Data listing.
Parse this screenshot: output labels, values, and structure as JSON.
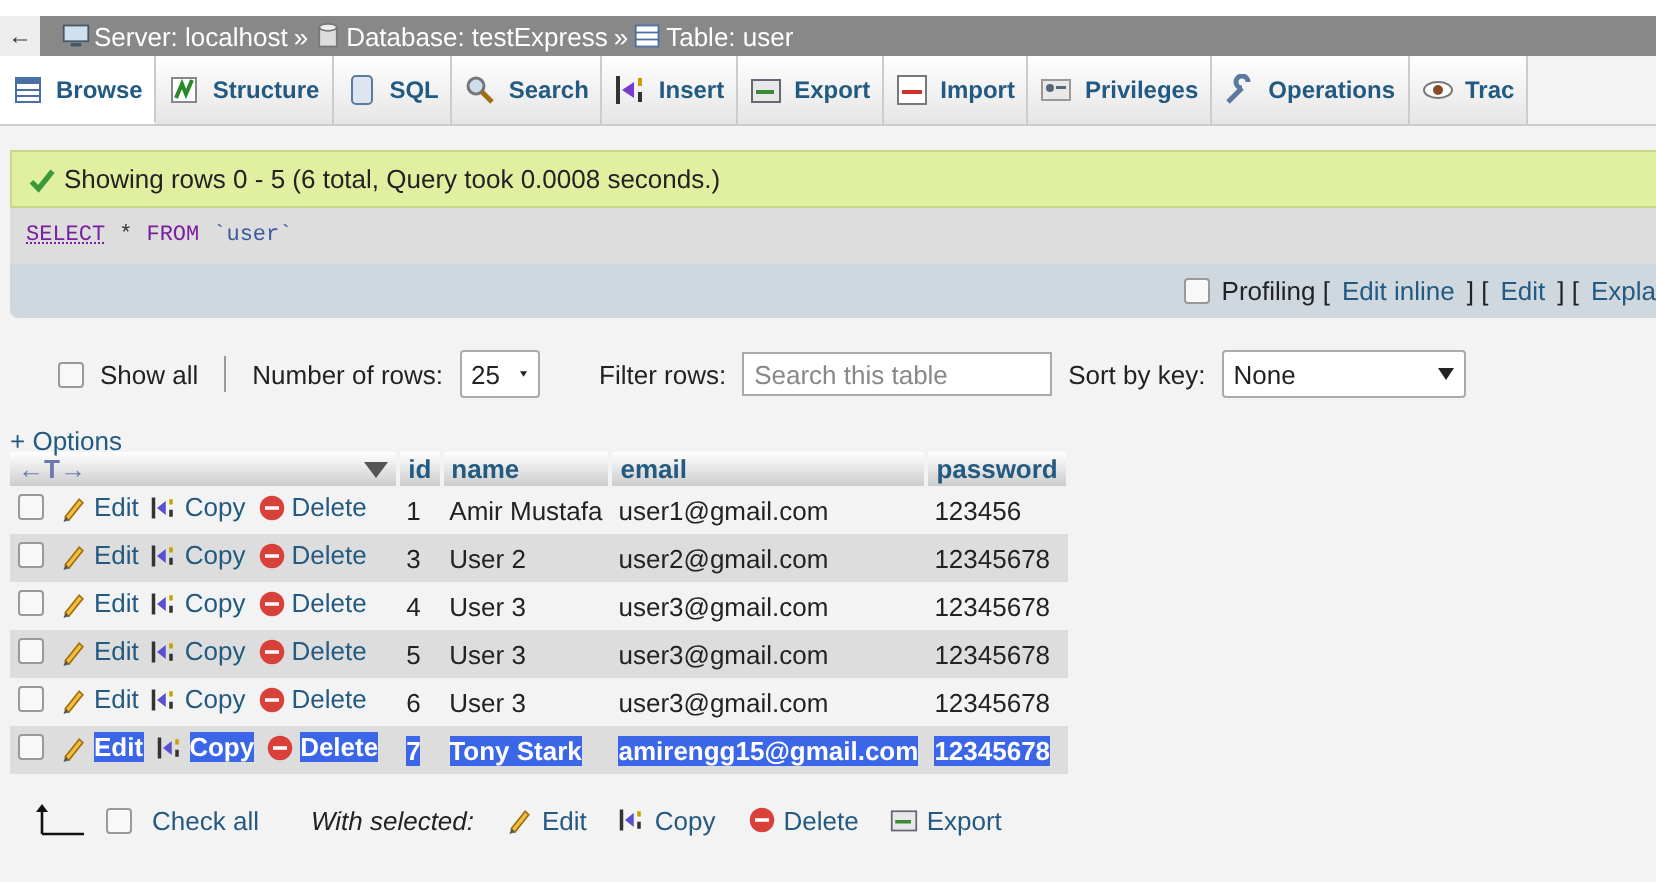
{
  "breadcrumb": [
    {
      "kind": "server",
      "text": "Server: localhost"
    },
    {
      "kind": "database",
      "text": "Database: testExpress"
    },
    {
      "kind": "table",
      "text": "Table: user"
    }
  ],
  "breadcrumb_separator": "»",
  "back_button": "←",
  "tabs": [
    {
      "label": "Browse",
      "selected": true
    },
    {
      "label": "Structure",
      "selected": false
    },
    {
      "label": "SQL",
      "selected": false
    },
    {
      "label": "Search",
      "selected": false
    },
    {
      "label": "Insert",
      "selected": false
    },
    {
      "label": "Export",
      "selected": false
    },
    {
      "label": "Import",
      "selected": false
    },
    {
      "label": "Privileges",
      "selected": false
    },
    {
      "label": "Operations",
      "selected": false
    },
    {
      "label": "Trac",
      "selected": false
    }
  ],
  "message": "Showing rows 0 - 5 (6 total, Query took 0.0008 seconds.)",
  "query": [
    {
      "kind": "keyword",
      "text": "SELECT"
    },
    {
      "kind": "plain",
      "text": "*"
    },
    {
      "kind": "keyword2",
      "text": "FROM"
    },
    {
      "kind": "ident",
      "text": "`user`"
    }
  ],
  "profiling": {
    "checked": false,
    "segments": [
      {
        "kind": "text",
        "text": "Profiling ["
      },
      {
        "kind": "link",
        "text": "Edit inline"
      },
      {
        "kind": "text",
        "text": "] ["
      },
      {
        "kind": "link",
        "text": "Edit"
      },
      {
        "kind": "text",
        "text": "] ["
      },
      {
        "kind": "link",
        "text": "Expla"
      }
    ]
  },
  "controls": {
    "show_all": {
      "label": "Show all",
      "checked": false
    },
    "rows_label": "Number of rows:",
    "rows_value": "25",
    "filter_label": "Filter rows:",
    "filter_placeholder": "Search this table",
    "sort_label": "Sort by key:",
    "sort_value": "None"
  },
  "options_link": "+ Options",
  "resize_glyph": "←T→",
  "table": {
    "columns": [
      "id",
      "name",
      "email",
      "password"
    ],
    "rows": [
      {
        "checked": false,
        "highlighted": false,
        "actions": [
          "Edit",
          "Copy",
          "Delete"
        ],
        "cells": [
          "1",
          "Amir Mustafa",
          "user1@gmail.com",
          "123456"
        ]
      },
      {
        "checked": false,
        "highlighted": false,
        "actions": [
          "Edit",
          "Copy",
          "Delete"
        ],
        "cells": [
          "3",
          "User 2",
          "user2@gmail.com",
          "12345678"
        ]
      },
      {
        "checked": false,
        "highlighted": false,
        "actions": [
          "Edit",
          "Copy",
          "Delete"
        ],
        "cells": [
          "4",
          "User 3",
          "user3@gmail.com",
          "12345678"
        ]
      },
      {
        "checked": false,
        "highlighted": false,
        "actions": [
          "Edit",
          "Copy",
          "Delete"
        ],
        "cells": [
          "5",
          "User 3",
          "user3@gmail.com",
          "12345678"
        ]
      },
      {
        "checked": false,
        "highlighted": false,
        "actions": [
          "Edit",
          "Copy",
          "Delete"
        ],
        "cells": [
          "6",
          "User 3",
          "user3@gmail.com",
          "12345678"
        ]
      },
      {
        "checked": false,
        "highlighted": true,
        "actions": [
          "Edit",
          "Copy",
          "Delete"
        ],
        "cells": [
          "7",
          "Tony Stark",
          "amirengg15@gmail.com",
          "12345678"
        ]
      }
    ]
  },
  "footer": {
    "check_all": {
      "label": "Check all",
      "checked": false
    },
    "with_selected": "With selected:",
    "actions": [
      {
        "kind": "edit",
        "label": "Edit"
      },
      {
        "kind": "copy",
        "label": "Copy"
      },
      {
        "kind": "delete",
        "label": "Delete"
      },
      {
        "kind": "export",
        "label": "Export"
      }
    ]
  }
}
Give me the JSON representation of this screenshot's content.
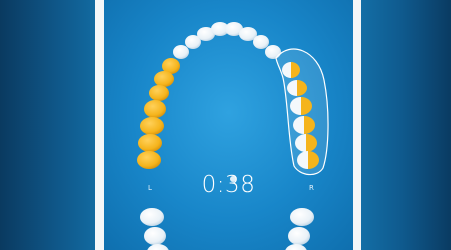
{
  "timer": {
    "value": "0:38"
  },
  "labels": {
    "left": "L",
    "right": "R"
  },
  "progress": {
    "upper_left_teeth_brushed": 7,
    "upper_right_quadrant_brushed": "partial"
  },
  "colors": {
    "brushed_tooth": "#f5b41c",
    "unbrushed_tooth": "#f2f7fb",
    "screen_background": "#1886c9",
    "backdrop": "#0f5789",
    "active_zone_outline": "#ffffff"
  },
  "icons": [
    "tooth-icon",
    "active-zone-outline"
  ]
}
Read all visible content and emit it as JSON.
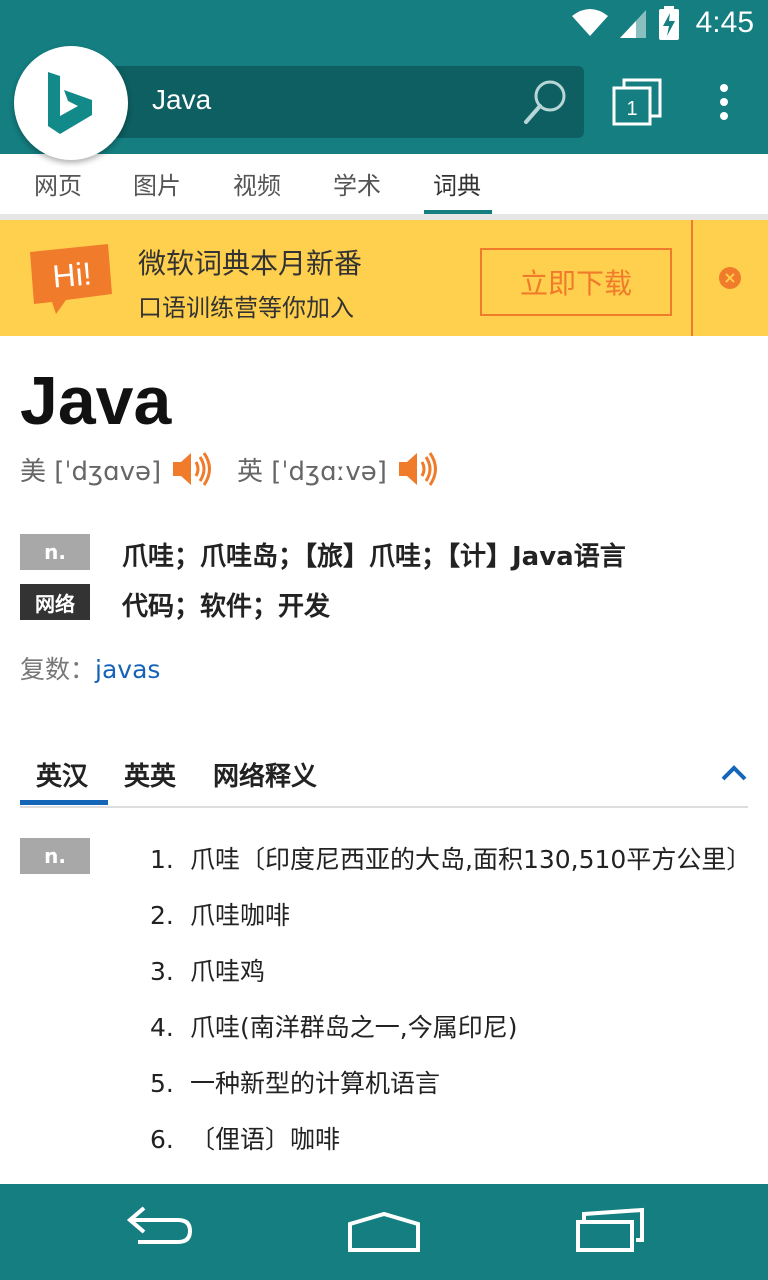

What to do.
Take every line from the records above that has the word "this" and copy it.

Result.
Parse this screenshot: output labels, values, and structure as JSON.
    "filter_placeholder": "Search this table",
Give me the JSON representation of this screenshot's content.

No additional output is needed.